Consignes écrites:
1. Relevez tous les légumes que Mémé Laly coupe dans le récit de la veille de Pessah, tels qu'ils y sont nommés.
2. Poursuivez, s'il vous plaît, le récit de la veille de Pessah à partir de l'endroit où il s'arrête.

Extrait du document:
....

Toutes les veilles de Pessah, Mémé Laly montait difficilement les deux étages qui séparaient son appartement et celui de Pépé du notre.
C’était toute une cérémonie parce que Mémé ne montait pas seule mais avec toute une panoplie de marmites, de couteaux, de passoires mais aussi la recette secrète du Msoki, le plat traditionnel du soir du Seder, écrite de sa main avec sa belle écriture ronde et régulière.
Lorsque l’essoufflement lui passait, elle s’asseyait et entamait le délicat travail de la coupe des légumes. Chacun avait droit à une attention particulière. Les feuilles d’épinard, le céleri, le cosbor, le nana, les petits pois, les artichauts, les fèves, le fenouil…
Ne pas les couper trop gros, ne pas les couper trop petit, parce qu’il faut « sentir le goût de tous les légumes ». Ma mère, sa belle-fille, etait le sous chef (bien entendu, ce n’est pas comme cela qu’elles appelaient ce rôle essentiel) le plus dévoué, le plus fidèle, le plus respectueux qu’il soit donné d’imaginer.
De temps en temps, on nous laissait, ma sœur et moi, la troisième génération, participer à l’effort familial. Un rinçage par ci, une découpe par là. Nous avions l’impression d’être sur le toit du monde, comme si nous faisions partie d’une histoire antique, transmise de génération en génération. De grand mère a petite fille.
Des heures étaient nécessaires pour terminer la cuisson de tous les plats.
Je me souviens de ses mains, des petites coupures qui se remplissaient de tâches noires, à cause des artichauts. Personne n’imaginait mettre des gants pour protéger ses mains.
Aujourd’hui, elle me dirait sûrement d’en mettre: Ya Binti, H’ram, pourquoi te salir?

....

Entrées sources
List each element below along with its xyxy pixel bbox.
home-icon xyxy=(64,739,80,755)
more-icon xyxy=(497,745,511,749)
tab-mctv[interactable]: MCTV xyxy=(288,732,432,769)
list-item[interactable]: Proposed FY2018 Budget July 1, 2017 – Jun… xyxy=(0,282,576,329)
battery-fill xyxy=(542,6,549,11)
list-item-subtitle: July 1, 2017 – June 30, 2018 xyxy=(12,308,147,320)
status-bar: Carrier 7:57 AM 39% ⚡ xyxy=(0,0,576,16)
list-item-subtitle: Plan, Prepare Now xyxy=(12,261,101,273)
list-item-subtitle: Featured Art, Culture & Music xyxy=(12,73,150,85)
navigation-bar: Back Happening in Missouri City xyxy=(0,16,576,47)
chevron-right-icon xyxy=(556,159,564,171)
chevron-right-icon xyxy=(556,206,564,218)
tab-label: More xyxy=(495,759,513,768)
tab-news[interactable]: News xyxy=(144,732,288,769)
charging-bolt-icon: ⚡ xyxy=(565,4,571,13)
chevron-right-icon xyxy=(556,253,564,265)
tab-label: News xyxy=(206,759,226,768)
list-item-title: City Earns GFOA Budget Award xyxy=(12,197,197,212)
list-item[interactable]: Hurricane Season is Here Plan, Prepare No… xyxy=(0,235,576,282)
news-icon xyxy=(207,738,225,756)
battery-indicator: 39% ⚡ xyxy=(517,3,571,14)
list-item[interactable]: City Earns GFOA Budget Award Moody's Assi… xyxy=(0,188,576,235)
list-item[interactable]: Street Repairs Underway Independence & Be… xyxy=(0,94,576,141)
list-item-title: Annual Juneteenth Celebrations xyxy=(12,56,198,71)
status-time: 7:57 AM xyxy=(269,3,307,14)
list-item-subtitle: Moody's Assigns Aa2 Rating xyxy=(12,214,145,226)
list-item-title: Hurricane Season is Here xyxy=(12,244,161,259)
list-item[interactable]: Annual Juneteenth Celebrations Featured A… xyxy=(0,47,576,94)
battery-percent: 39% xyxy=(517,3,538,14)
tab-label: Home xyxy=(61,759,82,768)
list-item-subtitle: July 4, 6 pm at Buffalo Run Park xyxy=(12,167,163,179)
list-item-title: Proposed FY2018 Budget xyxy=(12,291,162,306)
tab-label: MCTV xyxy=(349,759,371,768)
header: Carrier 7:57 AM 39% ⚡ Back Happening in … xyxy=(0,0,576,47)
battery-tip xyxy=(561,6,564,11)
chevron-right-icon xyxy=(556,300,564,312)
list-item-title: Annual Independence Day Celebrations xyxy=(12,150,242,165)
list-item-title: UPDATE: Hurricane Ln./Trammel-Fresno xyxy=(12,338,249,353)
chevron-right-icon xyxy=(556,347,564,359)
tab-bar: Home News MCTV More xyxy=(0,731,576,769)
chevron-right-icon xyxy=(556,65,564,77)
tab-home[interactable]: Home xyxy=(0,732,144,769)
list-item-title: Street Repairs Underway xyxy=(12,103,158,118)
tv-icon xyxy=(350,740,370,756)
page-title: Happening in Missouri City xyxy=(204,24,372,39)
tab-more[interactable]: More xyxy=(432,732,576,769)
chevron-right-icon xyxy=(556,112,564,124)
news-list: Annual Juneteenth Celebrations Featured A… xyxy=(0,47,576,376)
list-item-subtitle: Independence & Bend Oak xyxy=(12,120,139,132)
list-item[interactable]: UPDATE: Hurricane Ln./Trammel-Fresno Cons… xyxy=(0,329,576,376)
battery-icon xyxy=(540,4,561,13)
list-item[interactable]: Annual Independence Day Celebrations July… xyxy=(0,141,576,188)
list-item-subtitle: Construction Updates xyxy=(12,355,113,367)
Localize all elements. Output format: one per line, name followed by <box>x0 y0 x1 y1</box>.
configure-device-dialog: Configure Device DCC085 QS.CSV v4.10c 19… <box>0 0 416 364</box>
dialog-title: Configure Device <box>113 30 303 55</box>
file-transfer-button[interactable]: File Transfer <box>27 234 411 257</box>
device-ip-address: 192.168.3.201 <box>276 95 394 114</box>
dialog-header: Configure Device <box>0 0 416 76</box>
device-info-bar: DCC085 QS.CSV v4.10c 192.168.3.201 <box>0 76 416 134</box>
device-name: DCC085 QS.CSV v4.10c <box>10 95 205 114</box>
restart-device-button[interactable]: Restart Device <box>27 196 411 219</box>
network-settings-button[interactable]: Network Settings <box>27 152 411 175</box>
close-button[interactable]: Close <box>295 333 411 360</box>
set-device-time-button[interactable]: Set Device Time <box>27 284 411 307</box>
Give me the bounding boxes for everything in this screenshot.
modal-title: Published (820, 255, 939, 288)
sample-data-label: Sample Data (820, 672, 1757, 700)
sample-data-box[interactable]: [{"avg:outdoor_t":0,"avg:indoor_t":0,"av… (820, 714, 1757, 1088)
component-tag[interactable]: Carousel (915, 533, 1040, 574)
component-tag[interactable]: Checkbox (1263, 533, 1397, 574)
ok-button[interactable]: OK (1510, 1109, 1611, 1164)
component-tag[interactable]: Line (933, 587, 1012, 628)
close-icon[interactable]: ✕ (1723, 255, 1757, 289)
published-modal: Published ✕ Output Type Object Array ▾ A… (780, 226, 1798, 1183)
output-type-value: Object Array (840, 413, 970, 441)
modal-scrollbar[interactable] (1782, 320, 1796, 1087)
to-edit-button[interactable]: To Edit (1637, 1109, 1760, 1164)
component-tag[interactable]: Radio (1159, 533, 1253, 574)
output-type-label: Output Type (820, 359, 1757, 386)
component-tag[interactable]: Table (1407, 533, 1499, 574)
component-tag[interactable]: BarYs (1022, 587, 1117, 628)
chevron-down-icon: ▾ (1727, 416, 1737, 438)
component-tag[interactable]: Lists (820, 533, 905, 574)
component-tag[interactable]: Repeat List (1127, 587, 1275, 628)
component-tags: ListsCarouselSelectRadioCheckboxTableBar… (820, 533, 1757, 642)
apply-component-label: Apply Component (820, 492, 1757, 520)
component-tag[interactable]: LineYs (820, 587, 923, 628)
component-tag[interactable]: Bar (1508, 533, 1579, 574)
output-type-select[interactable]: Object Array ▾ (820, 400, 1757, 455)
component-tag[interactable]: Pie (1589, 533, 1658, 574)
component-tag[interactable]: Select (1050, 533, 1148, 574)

....

Réponses:
1. Les feuilles d'épinard, le céleri, le cosbor, le nana, les petits pois, les artichauts, les fèves, le fenouil.

2.
Et après avoir placé sur le feu toutes les marmites, alors que les odeurs avaient l’odeur de la liberté, elle retournait chez elle mettre son peignoir des fêtes, le bleu ciel. Un peignoir chaud, en flanelle, sur lequel j’aimais poser la tête pour sentir son parfum.
Parfum de ma grand mère, qui me fait pleurer encore aujourd’hui.
Et le Seder arrivait, et Pépé Félix mettait sa kippa brodee, et chantait les passages de la Haggada avec la mélodie qu’il avait apprise de son père. Et à nouveau nous, les enfants, avions le sentiment de faire partie d’une Histoire vieille comme le monde, transmise de génération en génération.
Mais ils sont partis. Quelques semaines après le soir du Seder, ils ont quitté ce monde, mon Pépé et ma Mémé. Ensemble, dans leur sommeil.
Et il n’y a plus de peignoir bleu ciel, il n’y a plus de kippa brodée, ni de mains avec des tâches noires.
Mais l’histoire ancienne est toujours là.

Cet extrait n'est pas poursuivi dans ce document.